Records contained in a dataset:
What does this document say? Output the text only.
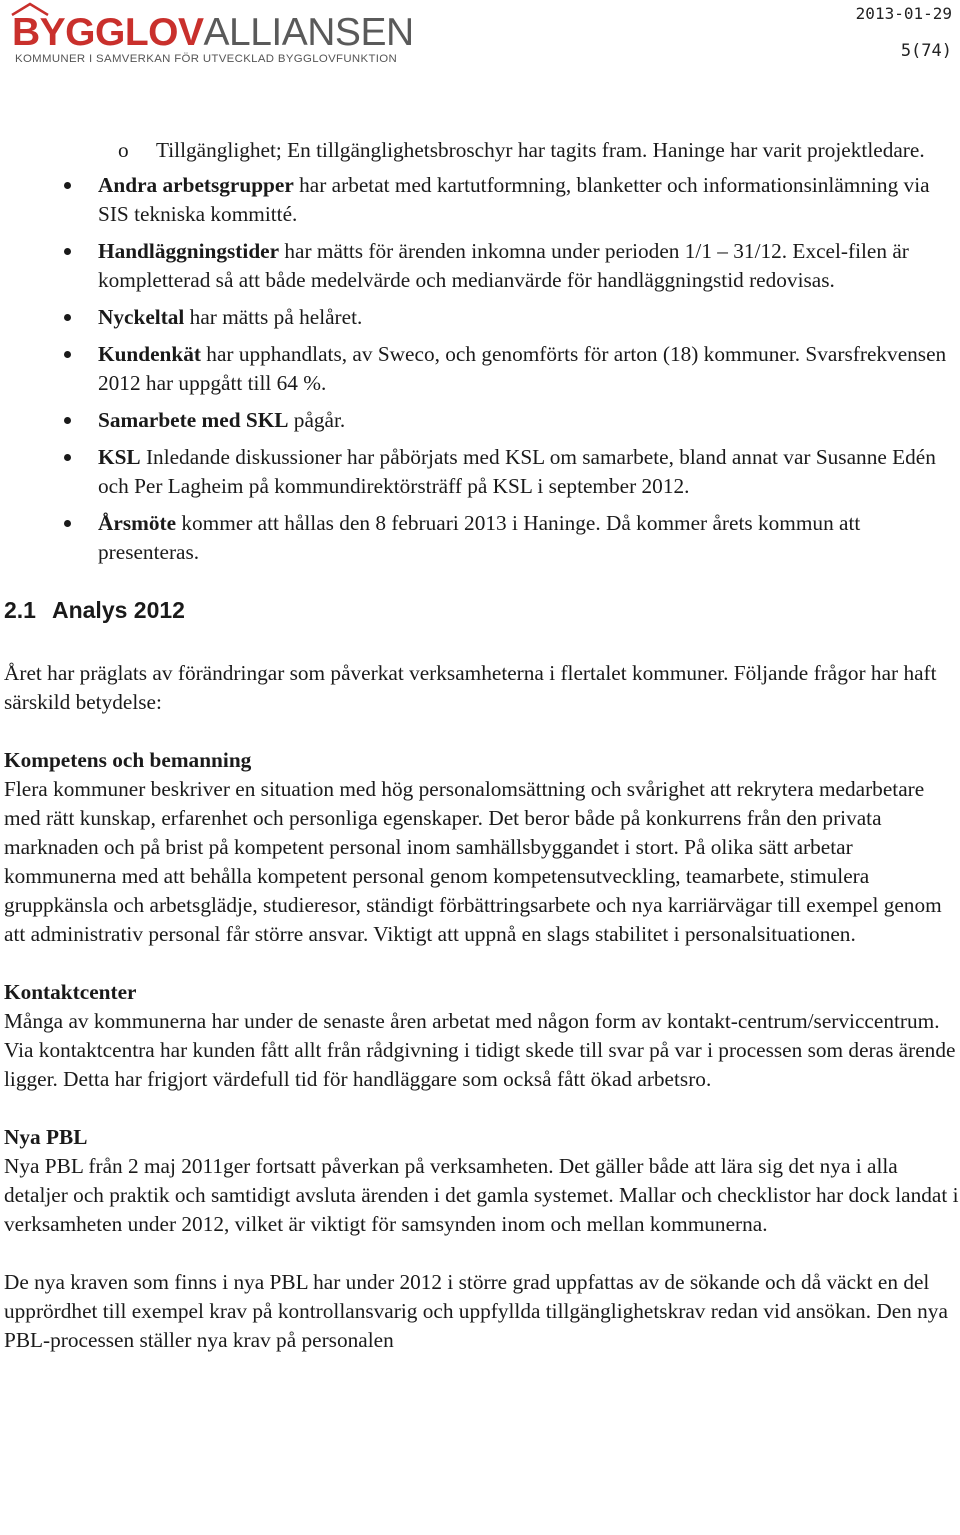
BYGGLOVALLIANSEN
KOMMUNER I SAMVERKAN FÖR UTVECKLAD BYGGLOVFUNKTION
2013-01-29
5(74)
o Tillgänglighet; En tillgänglighetsbroschyr har tagits fram. Haninge har varit projektledare.
Andra arbetsgrupper har arbetat med kartutformning, blanketter och informationsinlämning via SIS tekniska kommitté.
Handläggningstider har mätts för ärenden inkomna under perioden 1/1 – 31/12. Excel-filen är kompletterad så att både medelvärde och medianvärde för handläggningstid redovisas.
Nyckeltal har mätts på helåret.
Kundenkät har upphandlats, av Sweco, och genomförts för arton (18) kommuner. Svarsfrekvensen 2012 har uppgått till 64 %.
Samarbete med SKL pågår.
KSL Inledande diskussioner har påbörjats med KSL om samarbete, bland annat var Susanne Edén och Per Lagheim på kommundirektörsträff på KSL i september 2012.
Årsmöte kommer att hållas den 8 februari 2013 i Haninge. Då kommer årets kommun att presenteras.
2.1 Analys 2012

Året har präglats av förändringar som påverkat verksamheterna i flertalet kommuner. Följande frågor har haft särskild betydelse:

Kompetens och bemanning

Flera kommuner beskriver en situation med hög personalomsättning och svårighet att rekrytera medarbetare med rätt kunskap, erfarenhet och personliga egenskaper. Det beror både på konkurrens från den privata marknaden och på brist på kompetent personal inom samhällsbyggandet i stort. På olika sätt arbetar kommunerna med att behålla kompetent personal genom kompetensutveckling, teamarbete, stimulera gruppkänsla och arbetsglädje, studieresor, ständigt förbättringsarbete och nya karriärvägar till exempel genom att administrativ personal får större ansvar. Viktigt att uppnå en slags stabilitet i personalsituationen.

Kontaktcenter

Många av kommunerna har under de senaste åren arbetat med någon form av kontakt-centrum/serviccentrum. Via kontaktcentra har kunden fått allt från rådgivning i tidigt skede till svar på var i processen som deras ärende ligger. Detta har frigjort värdefull tid för handläggare som också fått ökad arbetsro.

Nya PBL

Nya PBL från 2 maj 2011ger fortsatt påverkan på verksamheten. Det gäller både att lära sig det nya i alla detaljer och praktik och samtidigt avsluta ärenden i det gamla systemet. Mallar och checklistor har dock landat i verksamheten under 2012, vilket är viktigt för samsynden inom och mellan kommunerna.

De nya kraven som finns i nya PBL har under 2012 i större grad uppfattas av de sökande och då väckt en del upprördhet till exempel krav på kontrollansvarig och uppfyllda tillgänglighetskrav redan vid ansökan. Den nya PBL-processen ställer nya krav på personalen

◆ Exercise brief ◆
Take from the entries every line that has the string "ärenden".

◆ Result of the task ◆
Handläggningstider har mätts för ärenden inkomna under perioden 1/1 – 31/12. Excel-filen är kompletterad så att både medelvärde och medianvärde för handläggningstid redovisas.
Nya PBL från 2 maj 2011ger fortsatt påverkan på verksamheten. Det gäller både att lära sig det nya i alla detaljer och praktik och samtidigt avsluta ärenden i det gamla systemet. Mallar och checklistor har dock landat i verksamheten under 2012, vilket är viktigt för samsynden inom och mellan kommunerna.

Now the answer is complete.